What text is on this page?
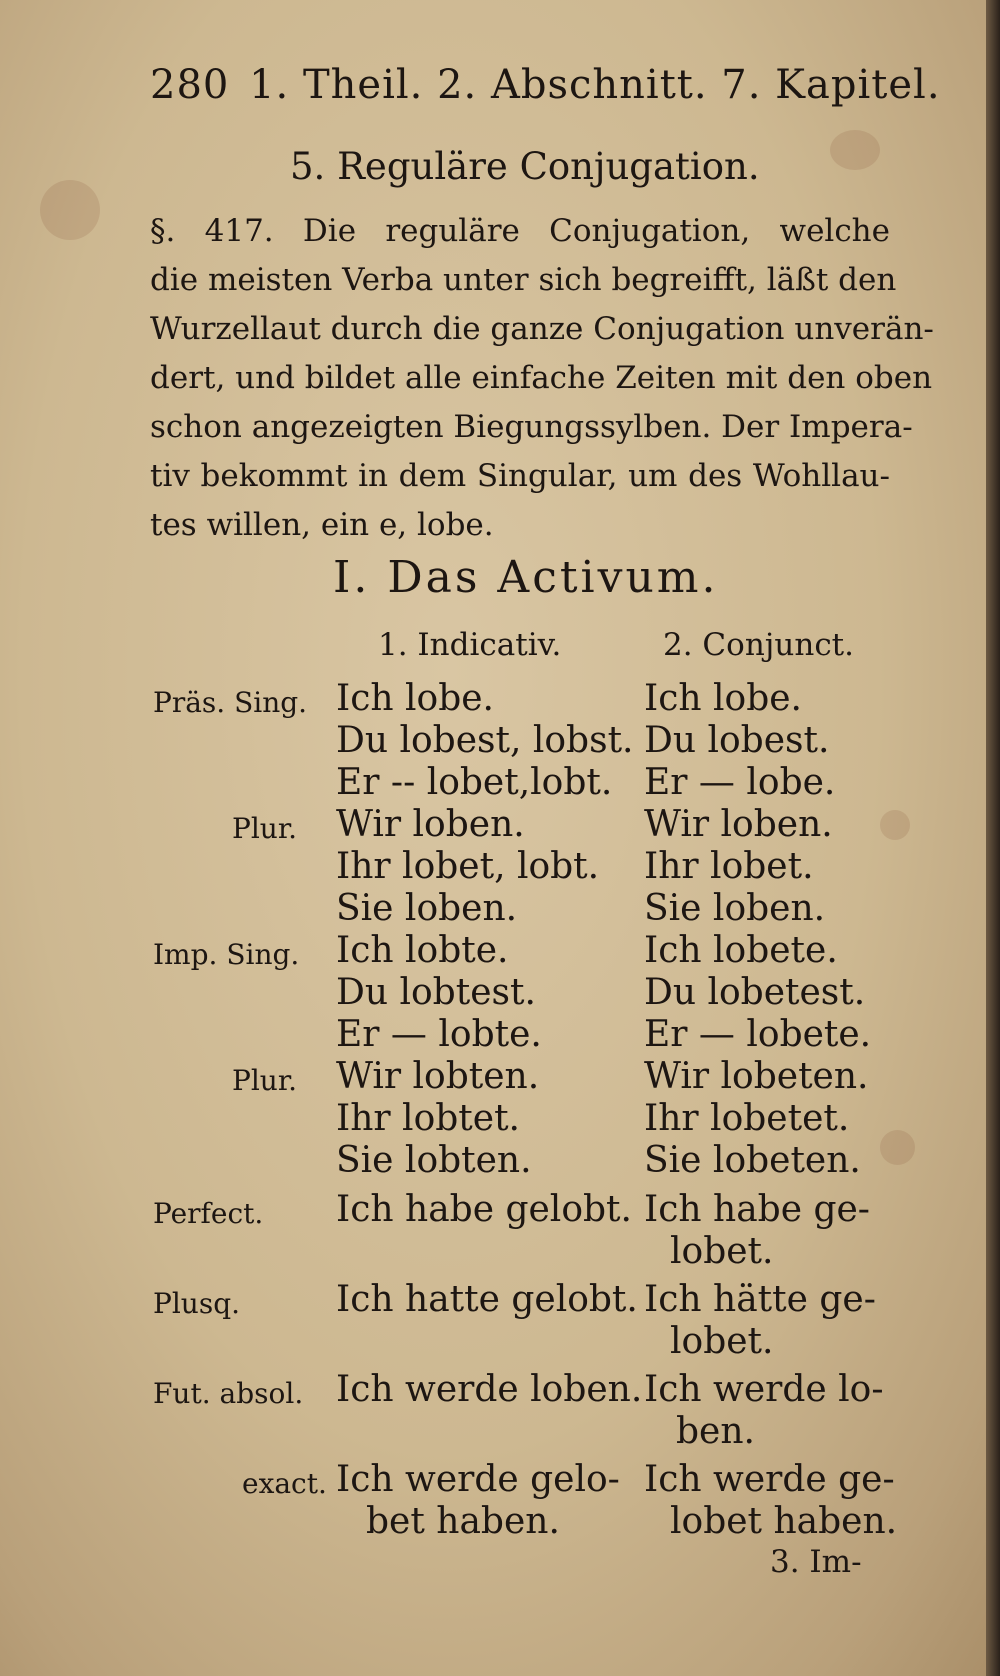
280 1. Theil. 2. Abschnitt. 7. Kapitel.
5. Reguläre Conjugation.

§. 417. Die reguläre Conjugation, welche
die meisten Verba unter sich begreifft, läßt den
Wurzellaut durch die ganze Conjugation unverän-
dert, und bildet alle einfache Zeiten mit den oben
schon angezeigten Biegungssylben. Der Impera-
tiv bekommt in dem Singular, um des Wohllau-
tes willen, ein e, lobe.

I. Das Activum.
1. Indicativ.	2. Conjunct.
Präs. Sing.
Plur.
Imp. Sing.
Plur.
Perfect.
Plusq.
Fut. absol.
exact.
Ich lobe.
Du lobest, lobst.
Er -- lobet,lobt.
Wir loben.
Ihr lobet, lobt.
Sie loben.
Ich lobte.
Du lobtest.
Er — lobte.
Wir lobten.
Ihr lobtet.
Sie lobten.
Ich habe gelobt.
Ich hatte gelobt.
Ich werde loben.
Ich werde gelo-
bet haben.
Ich lobe.
Du lobest.
Er — lobe.
Wir loben.
Ihr lobet.
Sie loben.
Ich lobete.
Du lobetest.
Er — lobete.
Wir lobeten.
Ihr lobetet.
Sie lobeten.
Ich habe ge-
lobet.
Ich hätte ge-
lobet.
Ich werde lo-
ben.
Ich werde ge-
lobet haben.
3. Im-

*-*-*

#### Description of the task:
Each line above that holds the string "werde" should be copied and shown.

#### Completed task:
Ich werde loben.
Ich werde gelo-
Ich werde lo-
Ich werde ge-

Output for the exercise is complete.